Record excerpts –
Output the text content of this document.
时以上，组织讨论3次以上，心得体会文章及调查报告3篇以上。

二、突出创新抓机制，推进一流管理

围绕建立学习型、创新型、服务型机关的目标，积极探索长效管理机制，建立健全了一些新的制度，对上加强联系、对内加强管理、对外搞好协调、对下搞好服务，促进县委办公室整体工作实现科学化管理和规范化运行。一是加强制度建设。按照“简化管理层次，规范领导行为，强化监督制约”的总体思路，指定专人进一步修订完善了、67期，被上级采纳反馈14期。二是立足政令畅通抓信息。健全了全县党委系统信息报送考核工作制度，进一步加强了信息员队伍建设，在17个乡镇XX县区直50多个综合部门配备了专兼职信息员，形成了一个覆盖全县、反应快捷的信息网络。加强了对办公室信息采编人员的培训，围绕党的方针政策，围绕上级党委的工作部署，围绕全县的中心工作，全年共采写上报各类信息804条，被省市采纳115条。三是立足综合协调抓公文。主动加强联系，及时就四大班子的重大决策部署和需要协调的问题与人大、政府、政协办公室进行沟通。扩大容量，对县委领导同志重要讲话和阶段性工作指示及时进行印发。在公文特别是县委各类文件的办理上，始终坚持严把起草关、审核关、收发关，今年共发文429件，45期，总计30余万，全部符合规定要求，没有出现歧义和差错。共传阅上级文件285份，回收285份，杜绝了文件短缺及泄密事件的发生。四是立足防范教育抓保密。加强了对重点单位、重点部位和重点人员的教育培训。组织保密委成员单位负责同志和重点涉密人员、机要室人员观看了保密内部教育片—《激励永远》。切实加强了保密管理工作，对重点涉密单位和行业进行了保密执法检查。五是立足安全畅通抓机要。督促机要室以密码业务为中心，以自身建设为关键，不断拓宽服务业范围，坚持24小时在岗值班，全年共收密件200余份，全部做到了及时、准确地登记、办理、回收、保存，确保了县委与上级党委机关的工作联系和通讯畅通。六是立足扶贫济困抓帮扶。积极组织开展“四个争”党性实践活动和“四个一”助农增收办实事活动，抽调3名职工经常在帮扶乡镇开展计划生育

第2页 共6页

What to produce – Return the material exactly as it stands.

Final result –
Output the text content of this document.
时以上，组织讨论3次以上，心得体会文章及调查报告3篇以上。

二、突出创新抓机制，推进一流管理

围绕建立学习型、创新型、服务型机关的目标，积极探索长效管理机制，建立健全了一些新的制度，对上加强联系、对内加强管理、对外搞好协调、对下搞好服务，促进县委办公室整体工作实现科学化管理和规范化运行。一是加强制度建设。按照“简化管理层次，规范领导行为，强化监督制约”的总体思路，指定专人进一步修订完善了、67期，被上级采纳反馈14期。二是立足政令畅通抓信息。健全了全县党委系统信息报送考核工作制度，进一步加强了信息员队伍建设，在17个乡镇XX县区直50多个综合部门配备了专兼职信息员，形成了一个覆盖全县、反应快捷的信息网络。加强了对办公室信息采编人员的培训，围绕党的方针政策，围绕上级党委的工作部署，围绕全县的中心工作，全年共采写上报各类信息804条，被省市采纳115条。三是立足综合协调抓公文。主动加强联系，及时就四大班子的重大决策部署和需要协调的问题与人大、政府、政协办公室进行沟通。扩大容量，对县委领导同志重要讲话和阶段性工作指示及时进行印发。在公文特别是县委各类文件的办理上，始终坚持严把起草关、审核关、收发关，今年共发文429件，45期，总计30余万，全部符合规定要求，没有出现歧义和差错。共传阅上级文件285份，回收285份，杜绝了文件短缺及泄密事件的发生。四是立足防范教育抓保密。加强了对重点单位、重点部位和重点人员的教育培训。组织保密委成员单位负责同志和重点涉密人员、机要室人员观看了保密内部教育片—《激励永远》。切实加强了保密管理工作，对重点涉密单位和行业进行了保密执法检查。五是立足安全畅通抓机要。督促机要室以密码业务为中心，以自身建设为关键，不断拓宽服务业范围，坚持24小时在岗值班，全年共收密件200余份，全部做到了及时、准确地登记、办理、回收、保存，确保了县委与上级党委机关的工作联系和通讯畅通。六是立足扶贫济困抓帮扶。积极组织开展“四个争”党性实践活动和“四个一”助农增收办实事活动，抽调3名职工经常在帮扶乡镇开展计划生育

第2页 共6页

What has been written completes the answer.